● **Given task**: Rewrite the lines of every record below as a single numbered list, leaving out any blank lines and leaving the pictures out of your answer.

● **Source records**:
_____

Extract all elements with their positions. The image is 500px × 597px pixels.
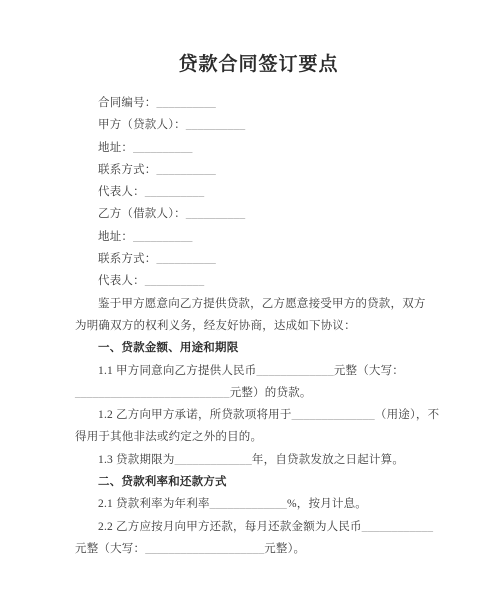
clause-1-1-line-1: 1.1 甲方同意向乙方提供人民币_____________元整（大写： <box>75 360 442 382</box>
blank-underline: __________ <box>157 253 217 265</box>
field-party-a-lender: 甲方（贷款人）：__________ <box>75 114 442 136</box>
party-fields-block: 合同编号：__________ 甲方（贷款人）：__________ 地址：__… <box>75 92 442 293</box>
blank-underline: __________ <box>186 208 246 220</box>
field-party-b-contact: 联系方式：__________ <box>75 248 442 270</box>
blank-underline: _____________ <box>256 365 333 377</box>
blank-underline: __________ <box>145 275 205 287</box>
clause-1-2-line-2: 得用于其他非法或约定之外的目的。 <box>75 426 442 448</box>
preamble-line-2: 为明确双方的权利义务，经友好协商，达成如下协议： <box>75 315 442 337</box>
blank-underline: __________ <box>145 186 205 198</box>
blank-underline: _____________ <box>175 454 252 466</box>
preamble-paragraph: 鉴于甲方愿意向乙方提供贷款，乙方愿意接受甲方的贷款，双方 为明确双方的权利义务，… <box>75 293 442 338</box>
preamble-line-1: 鉴于甲方愿意向乙方提供贷款，乙方愿意接受甲方的贷款，双方 <box>75 293 442 315</box>
clause-1-2-line-1: 1.2 乙方向甲方承诺，所贷款项将用于______________（用途），不 <box>75 404 442 426</box>
blank-underline: ______________ <box>292 409 375 421</box>
blank-underline: __________ <box>133 142 193 154</box>
field-party-a-contact: 联系方式：__________ <box>75 159 442 181</box>
blank-underline: __________ <box>186 119 246 131</box>
field-party-a-representative: 代表人：__________ <box>75 181 442 203</box>
section-2-heading: 二、贷款利率和还款方式 <box>75 471 442 493</box>
field-party-b-address: 地址：__________ <box>75 226 442 248</box>
field-party-b-borrower: 乙方（借款人）：__________ <box>75 203 442 225</box>
field-party-b-representative: 代表人：__________ <box>75 270 442 292</box>
clause-1-1-line-2: __________________________元整）的贷款。 <box>75 382 442 404</box>
clause-1-3: 1.3 贷款期限为_____________年，自贷款发放之日起计算。 <box>75 449 442 471</box>
blank-underline: __________________________ <box>75 387 230 399</box>
clause-2-1: 2.1 贷款利率为年利率_____________%，按月计息。 <box>75 493 442 515</box>
field-contract-number: 合同编号：__________ <box>75 92 442 114</box>
document-title: 贷款合同签订要点 <box>75 52 442 78</box>
blank-underline: __________ <box>133 231 193 243</box>
blank-underline: _____________ <box>210 498 287 510</box>
blank-underline: __________ <box>157 164 217 176</box>
section-2: 二、贷款利率和还款方式 2.1 贷款利率为年利率_____________%，按… <box>75 471 442 560</box>
section-1-heading: 一、贷款金额、用途和期限 <box>75 337 442 359</box>
section-1: 一、贷款金额、用途和期限 1.1 甲方同意向乙方提供人民币___________… <box>75 337 442 471</box>
document-page: 贷款合同签订要点 合同编号：__________ 甲方（贷款人）：_______… <box>0 0 500 597</box>
field-party-a-address: 地址：__________ <box>75 137 442 159</box>
blank-underline: ____________ <box>362 521 433 533</box>
blank-underline: ____________________ <box>145 543 264 555</box>
clause-2-2-line-2: 元整（大写：____________________元整）。 <box>75 538 442 560</box>
blank-underline: __________ <box>157 97 217 109</box>
clause-2-2-line-1: 2.2 乙方应按月向甲方还款，每月还款金额为人民币____________ <box>75 516 442 538</box>
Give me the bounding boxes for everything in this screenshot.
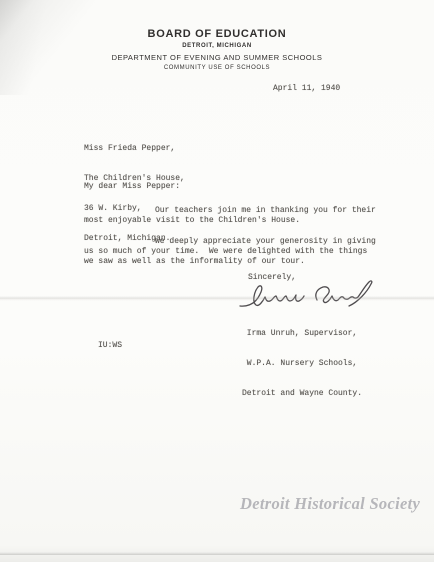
body-paragraph2-line2: us so much of your time. We were delight… bbox=[84, 247, 367, 257]
signer-name-title: Irma Unruh, Supervisor, bbox=[219, 329, 385, 339]
letter-date: April 11, 1940 bbox=[273, 84, 340, 94]
body-paragraph2-line3: we saw as well as the informality of our… bbox=[84, 257, 305, 267]
body-paragraph1-line2: most enjoyable visit to the Children's H… bbox=[84, 216, 300, 226]
archive-watermark: Detroit Historical Society bbox=[240, 494, 415, 514]
salutation: My dear Miss Pepper: bbox=[84, 182, 180, 192]
signer-program: W.P.A. Nursery Schools, bbox=[219, 359, 385, 369]
letterhead: BOARD OF EDUCATION DETROIT, MICHIGAN DEP… bbox=[0, 28, 434, 71]
body-paragraph1-line1: Our teachers join me in thanking you for… bbox=[155, 206, 376, 216]
letter-page: BOARD OF EDUCATION DETROIT, MICHIGAN DEP… bbox=[0, 0, 434, 562]
letterhead-location: DETROIT, MICHIGAN bbox=[0, 43, 434, 49]
signer-region: Detroit and Wayne County. bbox=[219, 389, 385, 399]
reference-initials: IU:WS bbox=[98, 341, 122, 351]
handwritten-signature bbox=[237, 279, 375, 313]
paper-bottom-edge bbox=[0, 555, 434, 562]
recipient-name: Miss Frieda Pepper, bbox=[84, 144, 185, 154]
letterhead-organization: BOARD OF EDUCATION bbox=[0, 28, 434, 40]
body-paragraph2-line1: We deeply appreciate your generosity in … bbox=[155, 237, 376, 247]
scanned-letter: BOARD OF EDUCATION DETROIT, MICHIGAN DEP… bbox=[0, 0, 434, 562]
letterhead-division: COMMUNITY USE OF SCHOOLS bbox=[0, 65, 434, 71]
signature-block: Irma Unruh, Supervisor, W.P.A. Nursery S… bbox=[219, 309, 385, 419]
letterhead-department: DEPARTMENT OF EVENING AND SUMMER SCHOOLS bbox=[0, 53, 434, 62]
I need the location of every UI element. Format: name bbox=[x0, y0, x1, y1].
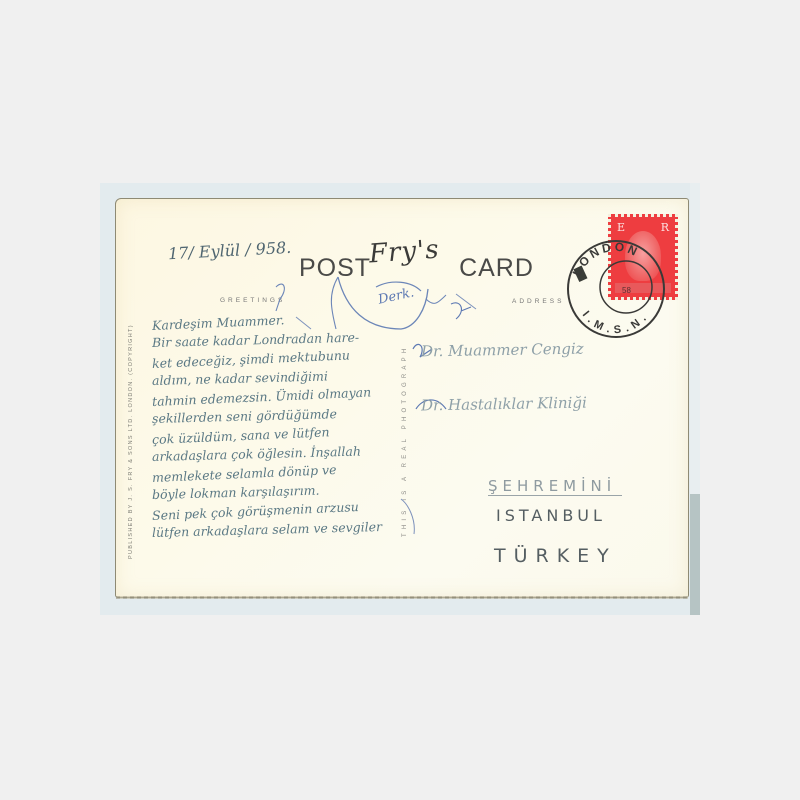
recipient-city: ISTANBUL bbox=[496, 506, 606, 525]
svg-text:LONDON: LONDON bbox=[570, 240, 642, 279]
publisher-credit: PUBLISHED BY J. S. FRY & SONS LTD. LONDO… bbox=[128, 324, 134, 559]
postmark: LONDON I.M.S.N. 58 bbox=[564, 237, 668, 341]
title-card: CARD bbox=[459, 254, 534, 282]
svg-text:I.M.S.N.: I.M.S.N. bbox=[580, 309, 652, 336]
card-bottom-edge bbox=[116, 596, 688, 599]
recipient-district: ŞEHREMİNİ bbox=[488, 477, 622, 496]
brand-logo: Fry's bbox=[368, 235, 441, 270]
address-label: ADDRESS bbox=[512, 298, 564, 305]
postmark-bottom-text: I.M.S.N. bbox=[580, 309, 652, 336]
recipient-name: Dr. Muammer Cengiz bbox=[421, 340, 584, 361]
postmark-date: 58 bbox=[622, 286, 631, 295]
greetings-label: GREETINGS bbox=[220, 297, 285, 304]
handwritten-date: 17/ Eylül / 958. bbox=[168, 238, 292, 263]
handwritten-message: Kardeşim Muammer. Bir saate kadar Londra… bbox=[152, 311, 382, 539]
stamp-corner-right: R bbox=[661, 221, 669, 234]
postmark-top-text: LONDON bbox=[570, 240, 642, 279]
center-divider-text: THIS IS A REAL PHOTOGRAPH bbox=[402, 345, 408, 537]
recipient-country: TÜRKEY bbox=[494, 545, 617, 567]
title-post: POST bbox=[299, 254, 371, 282]
postcard: POSTCARD Fry's GREETINGS ADDRESS PUBLISH… bbox=[115, 198, 689, 598]
scan-edge-strip bbox=[690, 183, 700, 615]
stamp-corner-left: E bbox=[617, 221, 625, 234]
annotation-note: Derk. bbox=[377, 285, 416, 307]
recipient-department: Dr. Hastalıklar Kliniği bbox=[421, 394, 587, 415]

_____

● **Finished task**:
1. Extract all elements with their positions. The image is 500px × 597px pixels.
2. clause-1-1-line-1: 1.1 甲方同意向乙方提供人民币_____________元整（大写： <box>75 360 442 382</box>
3. blank-underline: __________ <box>157 253 217 265</box>
4. field-party-a-lender: 甲方（贷款人）：__________ <box>75 114 442 136</box>
5. party-fields-block: 合同编号：__________ 甲方（贷款人）：__________ 地址：__… <box>75 92 442 293</box>
6. blank-underline: __________ <box>186 208 246 220</box>
7. field-party-b-contact: 联系方式：__________ <box>75 248 442 270</box>
8. blank-underline: _____________ <box>256 365 333 377</box>
9. blank-underline: __________ <box>145 275 205 287</box>
10. clause-1-2-line-2: 得用于其他非法或约定之外的目的。 <box>75 426 442 448</box>
11. preamble-line-2: 为明确双方的权利义务，经友好协商，达成如下协议： <box>75 315 442 337</box>
12. blank-underline: __________ <box>145 186 205 198</box>
13. blank-underline: _____________ <box>175 454 252 466</box>
14. preamble-paragraph: 鉴于甲方愿意向乙方提供贷款，乙方愿意接受甲方的贷款，双方 为明确双方的权利义务，… <box>75 293 442 338</box>
15. preamble-line-1: 鉴于甲方愿意向乙方提供贷款，乙方愿意接受甲方的贷款，双方 <box>75 293 442 315</box>
16. clause-1-2-line-1: 1.2 乙方向甲方承诺，所贷款项将用于______________（用途），不 <box>75 404 442 426</box>
17. blank-underline: ______________ <box>292 409 375 421</box>
18. blank-underline: __________ <box>133 142 193 154</box>
19. field-party-a-contact: 联系方式：__________ <box>75 159 442 181</box>
20. blank-underline: __________ <box>186 119 246 131</box>
21. field-party-a-representative: 代表人：__________ <box>75 181 442 203</box>
22. section-2-heading: 二、贷款利率和还款方式 <box>75 471 442 493</box>
23. field-party-b-address: 地址：__________ <box>75 226 442 248</box>
24. field-party-b-borrower: 乙方（借款人）：__________ <box>75 203 442 225</box>
25. field-party-b-representative: 代表人：__________ <box>75 270 442 292</box>
26. clause-1-1-line-2: __________________________元整）的贷款。 <box>75 382 442 404</box>
27. clause-1-3: 1.3 贷款期限为_____________年，自贷款发放之日起计算。 <box>75 449 442 471</box>
28. blank-underline: __________________________ <box>75 387 230 399</box>
29. clause-2-1: 2.1 贷款利率为年利率_____________%，按月计息。 <box>75 493 442 515</box>
30. field-contract-number: 合同编号：__________ <box>75 92 442 114</box>
31. document-title: 贷款合同签订要点 <box>75 52 442 78</box>
32. blank-underline: __________ <box>133 231 193 243</box>
33. blank-underline: _____________ <box>210 498 287 510</box>
34. blank-underline: __________ <box>157 164 217 176</box>
35. section-2: 二、贷款利率和还款方式 2.1 贷款利率为年利率_____________%，按… <box>75 471 442 560</box>
36. section-1-heading: 一、贷款金额、用途和期限 <box>75 337 442 359</box>
37. section-1: 一、贷款金额、用途和期限 1.1 甲方同意向乙方提供人民币___________… <box>75 337 442 471</box>
38. document-page: 贷款合同签订要点 合同编号：__________ 甲方（贷款人）：_______… <box>0 0 500 597</box>
39. field-party-a-address: 地址：__________ <box>75 137 442 159</box>
40. blank-underline: ____________ <box>362 521 433 533</box>
41. blank-underline: ____________________ <box>145 543 264 555</box>
42. clause-2-2-line-2: 元整（大写：____________________元整）。 <box>75 538 442 560</box>
43. blank-underline: __________ <box>157 97 217 109</box>
44. clause-2-2-line-1: 2.2 乙方应按月向甲方还款，每月还款金额为人民币____________ <box>75 516 442 538</box>
45. Give me the bounding boxes for everything in this screenshot.
46. body-paragraph2-line2: us so much of your time. We were delight… bbox=[84, 247, 367, 257]
47. signer-name-title: Irma Unruh, Supervisor, bbox=[219, 329, 385, 339]
48. letter-date: April 11, 1940 bbox=[273, 84, 340, 94]
49. body-paragraph2-line3: we saw as well as the informality of our… bbox=[84, 257, 305, 267]
50. body-paragraph1-line2: most enjoyable visit to the Children's H… bbox=[84, 216, 300, 226]
51. archive-watermark: Detroit Historical Society bbox=[240, 494, 415, 514]
52. salutation: My dear Miss Pepper: bbox=[84, 182, 180, 192]
53. signer-program: W.P.A. Nursery Schools, bbox=[219, 359, 385, 369]
54. letterhead: BOARD OF EDUCATION DETROIT, MICHIGAN DEP… bbox=[0, 28, 434, 71]
55. body-paragraph1-line1: Our teachers join me in thanking you for… bbox=[155, 206, 376, 216]
56. letter-page: BOARD OF EDUCATION DETROIT, MICHIGAN DEP… bbox=[0, 0, 434, 562]
57. letterhead-location: DETROIT, MICHIGAN bbox=[0, 43, 434, 49]
58. signer-region: Detroit and Wayne County. bbox=[219, 389, 385, 399]
59. reference-initials: IU:WS bbox=[98, 341, 122, 351]
60. handwritten-signature bbox=[237, 279, 375, 313]
61. paper-bottom-edge bbox=[0, 555, 434, 562]
62. recipient-name: Miss Frieda Pepper, bbox=[84, 144, 185, 154]
63. letterhead-organization: BOARD OF EDUCATION bbox=[0, 28, 434, 40]
64. body-paragraph2-line1: We deeply appreciate your generosity in … bbox=[155, 237, 376, 247]
65. scanned-letter: BOARD OF EDUCATION DETROIT, MICHIGAN DEP… bbox=[0, 0, 434, 562]
66. letterhead-division: COMMUNITY USE OF SCHOOLS bbox=[0, 65, 434, 71]
67. signature-block: Irma Unruh, Supervisor, W.P.A. Nursery S… bbox=[219, 309, 385, 419]
68. letterhead-department: DEPARTMENT OF EVENING AND SUMMER SCHOOLS bbox=[0, 53, 434, 62]
69. I need the location of every UI element. Format: name bbox=[x0, y0, x1, y1].
70. recipient-city: ISTANBUL bbox=[496, 506, 606, 525]
71. svg-text:LONDON: LONDON bbox=[570, 240, 642, 279]
72. publisher-credit: PUBLISHED BY J. S. FRY & SONS LTD. LONDO… bbox=[128, 324, 134, 559]
73. postmark: LONDON I.M.S.N. 58 bbox=[564, 237, 668, 341]
74. title-card: CARD bbox=[459, 254, 534, 282]
75. svg-text:I.M.S.N.: I.M.S.N. bbox=[580, 309, 652, 336]
76. card-bottom-edge bbox=[116, 596, 688, 599]
77. recipient-district: ŞEHREMİNİ bbox=[488, 477, 622, 496]
78. brand-logo: Fry's bbox=[368, 235, 441, 270]
79. address-label: ADDRESS bbox=[512, 298, 564, 305]
80. postmark-bottom-text: I.M.S.N. bbox=[580, 309, 652, 336]
81. recipient-name: Dr. Muammer Cengiz bbox=[421, 340, 584, 361]
82. postmark-date: 58 bbox=[622, 286, 631, 295]
83. greetings-label: GREETINGS bbox=[220, 297, 285, 304]
84. handwritten-date: 17/ Eylül / 958. bbox=[168, 238, 292, 263]
85. handwritten-message: Kardeşim Muammer. Bir saate kadar Londra… bbox=[152, 311, 382, 539]
86. stamp-corner-right: R bbox=[661, 221, 669, 234]
87. postmark-top-text: LONDON bbox=[570, 240, 642, 279]
88. center-divider-text: THIS IS A REAL PHOTOGRAPH bbox=[402, 345, 408, 537]
89. recipient-country: TÜRKEY bbox=[494, 545, 617, 567]
90. title-post: POST bbox=[299, 254, 371, 282]
91. postcard: POSTCARD Fry's GREETINGS ADDRESS PUBLISH… bbox=[115, 198, 689, 598]
92. scan-edge-strip bbox=[690, 183, 700, 615]
93. stamp-corner-left: E bbox=[617, 221, 625, 234]
94. annotation-note: Derk. bbox=[377, 285, 416, 307]
95. recipient-department: Dr. Hastalıklar Kliniği bbox=[421, 394, 587, 415]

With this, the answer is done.